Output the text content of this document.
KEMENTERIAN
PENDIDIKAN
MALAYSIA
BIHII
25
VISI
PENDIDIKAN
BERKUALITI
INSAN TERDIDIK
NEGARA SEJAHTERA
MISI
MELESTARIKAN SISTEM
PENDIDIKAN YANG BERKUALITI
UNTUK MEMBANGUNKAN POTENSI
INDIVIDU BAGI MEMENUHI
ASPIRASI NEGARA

+++++

● **Requirements**:
Extract all of the data shown above without alteration.

● **Reply to the exercise**:
Output the text content of this document.
KEMENTERIAN
PENDIDIKAN
MALAYSIA
BIHII
25
VISI
PENDIDIKAN
BERKUALITI
INSAN TERDIDIK
NEGARA SEJAHTERA
MISI
MELESTARIKAN SISTEM
PENDIDIKAN YANG BERKUALITI
UNTUK MEMBANGUNKAN POTENSI
INDIVIDU BAGI MEMENUHI
ASPIRASI NEGARA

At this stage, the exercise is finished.